• [REQUIRED TASK] Collect all lines containing the word "Екатерина" from the data.

** Begin **

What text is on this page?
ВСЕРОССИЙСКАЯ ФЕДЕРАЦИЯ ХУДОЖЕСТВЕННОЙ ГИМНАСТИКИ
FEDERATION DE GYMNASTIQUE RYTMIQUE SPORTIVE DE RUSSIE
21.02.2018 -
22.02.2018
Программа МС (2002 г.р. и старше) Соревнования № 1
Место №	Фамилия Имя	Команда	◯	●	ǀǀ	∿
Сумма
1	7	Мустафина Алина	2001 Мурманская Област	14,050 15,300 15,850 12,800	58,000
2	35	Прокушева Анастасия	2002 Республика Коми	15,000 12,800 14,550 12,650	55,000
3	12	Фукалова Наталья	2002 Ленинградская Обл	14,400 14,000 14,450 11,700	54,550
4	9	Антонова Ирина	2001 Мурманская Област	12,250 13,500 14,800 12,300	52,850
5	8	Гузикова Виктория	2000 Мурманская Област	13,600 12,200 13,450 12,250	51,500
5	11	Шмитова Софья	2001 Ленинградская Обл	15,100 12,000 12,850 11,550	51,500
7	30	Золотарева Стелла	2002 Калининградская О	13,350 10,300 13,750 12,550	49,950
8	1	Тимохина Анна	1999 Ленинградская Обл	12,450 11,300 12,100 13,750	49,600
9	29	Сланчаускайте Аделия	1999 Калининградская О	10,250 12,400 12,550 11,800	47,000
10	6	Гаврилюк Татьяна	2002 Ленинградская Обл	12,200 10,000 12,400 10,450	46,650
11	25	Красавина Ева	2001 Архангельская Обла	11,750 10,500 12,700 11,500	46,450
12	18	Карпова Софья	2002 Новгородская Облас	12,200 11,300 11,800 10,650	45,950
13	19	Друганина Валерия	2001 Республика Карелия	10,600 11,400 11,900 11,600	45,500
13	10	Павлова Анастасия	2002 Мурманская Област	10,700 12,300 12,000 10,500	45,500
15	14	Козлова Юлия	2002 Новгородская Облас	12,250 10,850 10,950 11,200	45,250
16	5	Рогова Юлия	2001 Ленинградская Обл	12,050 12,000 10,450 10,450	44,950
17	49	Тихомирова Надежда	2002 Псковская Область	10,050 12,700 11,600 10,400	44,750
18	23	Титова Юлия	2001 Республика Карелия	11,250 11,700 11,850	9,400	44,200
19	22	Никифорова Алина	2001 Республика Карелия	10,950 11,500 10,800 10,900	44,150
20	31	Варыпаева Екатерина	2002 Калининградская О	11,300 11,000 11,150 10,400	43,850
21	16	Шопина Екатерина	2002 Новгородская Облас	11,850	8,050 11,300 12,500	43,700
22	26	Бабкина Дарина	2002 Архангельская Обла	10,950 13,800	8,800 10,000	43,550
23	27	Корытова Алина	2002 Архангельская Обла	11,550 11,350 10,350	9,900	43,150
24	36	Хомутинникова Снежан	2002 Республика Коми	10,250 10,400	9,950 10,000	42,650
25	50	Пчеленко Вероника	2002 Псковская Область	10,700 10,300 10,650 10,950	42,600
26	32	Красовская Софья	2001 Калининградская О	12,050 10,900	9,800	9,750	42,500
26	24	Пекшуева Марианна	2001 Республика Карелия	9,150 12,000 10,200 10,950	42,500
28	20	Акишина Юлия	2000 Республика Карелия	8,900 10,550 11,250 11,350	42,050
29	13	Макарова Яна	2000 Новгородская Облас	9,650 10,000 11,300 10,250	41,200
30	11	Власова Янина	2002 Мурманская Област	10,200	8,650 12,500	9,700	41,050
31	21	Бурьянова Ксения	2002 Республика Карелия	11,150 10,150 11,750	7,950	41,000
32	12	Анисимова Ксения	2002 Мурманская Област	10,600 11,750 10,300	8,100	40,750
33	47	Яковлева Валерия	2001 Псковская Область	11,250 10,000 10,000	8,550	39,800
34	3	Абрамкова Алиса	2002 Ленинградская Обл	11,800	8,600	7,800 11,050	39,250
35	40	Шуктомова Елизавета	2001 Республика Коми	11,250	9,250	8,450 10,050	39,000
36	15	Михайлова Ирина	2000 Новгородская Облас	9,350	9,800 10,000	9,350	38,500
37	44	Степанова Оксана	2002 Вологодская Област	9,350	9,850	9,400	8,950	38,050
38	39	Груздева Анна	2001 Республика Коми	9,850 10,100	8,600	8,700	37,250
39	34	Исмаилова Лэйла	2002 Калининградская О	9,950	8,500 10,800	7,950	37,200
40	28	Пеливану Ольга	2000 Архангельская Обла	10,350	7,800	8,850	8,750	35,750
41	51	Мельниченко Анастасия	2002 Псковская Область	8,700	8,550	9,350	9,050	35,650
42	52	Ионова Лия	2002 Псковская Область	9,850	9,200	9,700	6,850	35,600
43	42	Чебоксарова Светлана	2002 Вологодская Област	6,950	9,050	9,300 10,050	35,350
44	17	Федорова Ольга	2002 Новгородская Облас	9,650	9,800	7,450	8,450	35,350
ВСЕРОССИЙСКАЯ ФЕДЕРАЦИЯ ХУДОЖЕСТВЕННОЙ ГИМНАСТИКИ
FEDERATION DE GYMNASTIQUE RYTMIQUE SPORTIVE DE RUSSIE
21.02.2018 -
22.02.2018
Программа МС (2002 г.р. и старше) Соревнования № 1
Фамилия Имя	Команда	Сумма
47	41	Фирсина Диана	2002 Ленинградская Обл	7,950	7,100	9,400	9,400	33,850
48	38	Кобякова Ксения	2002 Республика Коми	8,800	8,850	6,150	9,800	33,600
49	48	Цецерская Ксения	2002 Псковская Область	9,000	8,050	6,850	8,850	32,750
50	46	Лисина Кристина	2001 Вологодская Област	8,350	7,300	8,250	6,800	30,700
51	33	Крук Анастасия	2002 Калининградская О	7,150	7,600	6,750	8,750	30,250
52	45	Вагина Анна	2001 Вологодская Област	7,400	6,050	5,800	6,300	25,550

** End **

• [SOLUTION BELOW]
20	31	Варыпаева Екатерина	2002 Калининградская О	11,300 11,000 11,150 10,400	43,850
21	16	Шопина Екатерина	2002 Новгородская Облас	11,850	8,050 11,300 12,500	43,700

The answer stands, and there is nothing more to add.